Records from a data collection
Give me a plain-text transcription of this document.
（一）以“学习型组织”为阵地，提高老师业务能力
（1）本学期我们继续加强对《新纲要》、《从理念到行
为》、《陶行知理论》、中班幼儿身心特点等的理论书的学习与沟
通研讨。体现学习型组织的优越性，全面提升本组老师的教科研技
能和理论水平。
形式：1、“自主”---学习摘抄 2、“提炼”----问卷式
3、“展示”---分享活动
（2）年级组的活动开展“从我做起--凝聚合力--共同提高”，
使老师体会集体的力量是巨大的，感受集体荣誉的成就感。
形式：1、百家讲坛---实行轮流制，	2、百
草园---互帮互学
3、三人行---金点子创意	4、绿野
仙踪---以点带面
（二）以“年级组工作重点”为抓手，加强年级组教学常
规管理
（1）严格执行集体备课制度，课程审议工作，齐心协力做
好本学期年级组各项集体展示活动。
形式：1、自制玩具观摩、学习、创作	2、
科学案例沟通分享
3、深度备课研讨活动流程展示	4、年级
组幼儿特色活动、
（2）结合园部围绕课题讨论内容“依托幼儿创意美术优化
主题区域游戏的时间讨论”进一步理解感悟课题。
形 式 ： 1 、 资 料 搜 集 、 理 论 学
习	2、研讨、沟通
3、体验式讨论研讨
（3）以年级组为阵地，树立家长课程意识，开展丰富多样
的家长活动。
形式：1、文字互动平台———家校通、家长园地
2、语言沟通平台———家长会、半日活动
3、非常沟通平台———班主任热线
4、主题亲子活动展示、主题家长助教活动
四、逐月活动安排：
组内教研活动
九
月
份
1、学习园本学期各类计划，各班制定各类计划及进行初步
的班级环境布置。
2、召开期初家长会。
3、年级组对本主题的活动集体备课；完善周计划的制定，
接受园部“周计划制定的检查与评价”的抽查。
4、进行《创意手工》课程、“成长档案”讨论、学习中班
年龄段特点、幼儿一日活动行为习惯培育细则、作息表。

◆ Exercise:
Please output every record, keeping each line exact.

◆ Answer to the problem:
Give me a plain-text transcription of this document.
（一）以“学习型组织”为阵地，提高老师业务能力
（1）本学期我们继续加强对《新纲要》、《从理念到行
为》、《陶行知理论》、中班幼儿身心特点等的理论书的学习与沟
通研讨。体现学习型组织的优越性，全面提升本组老师的教科研技
能和理论水平。
形式：1、“自主”---学习摘抄 2、“提炼”----问卷式
3、“展示”---分享活动
（2）年级组的活动开展“从我做起--凝聚合力--共同提高”，
使老师体会集体的力量是巨大的，感受集体荣誉的成就感。
形式：1、百家讲坛---实行轮流制，	2、百
草园---互帮互学
3、三人行---金点子创意	4、绿野
仙踪---以点带面
（二）以“年级组工作重点”为抓手，加强年级组教学常
规管理
（1）严格执行集体备课制度，课程审议工作，齐心协力做
好本学期年级组各项集体展示活动。
形式：1、自制玩具观摩、学习、创作	2、
科学案例沟通分享
3、深度备课研讨活动流程展示	4、年级
组幼儿特色活动、
（2）结合园部围绕课题讨论内容“依托幼儿创意美术优化
主题区域游戏的时间讨论”进一步理解感悟课题。
形 式 ： 1 、 资 料 搜 集 、 理 论 学
习	2、研讨、沟通
3、体验式讨论研讨
（3）以年级组为阵地，树立家长课程意识，开展丰富多样
的家长活动。
形式：1、文字互动平台———家校通、家长园地
2、语言沟通平台———家长会、半日活动
3、非常沟通平台———班主任热线
4、主题亲子活动展示、主题家长助教活动
四、逐月活动安排：
组内教研活动
九
月
份
1、学习园本学期各类计划，各班制定各类计划及进行初步
的班级环境布置。
2、召开期初家长会。
3、年级组对本主题的活动集体备课；完善周计划的制定，
接受园部“周计划制定的检查与评价”的抽查。
4、进行《创意手工》课程、“成长档案”讨论、学习中班
年龄段特点、幼儿一日活动行为习惯培育细则、作息表。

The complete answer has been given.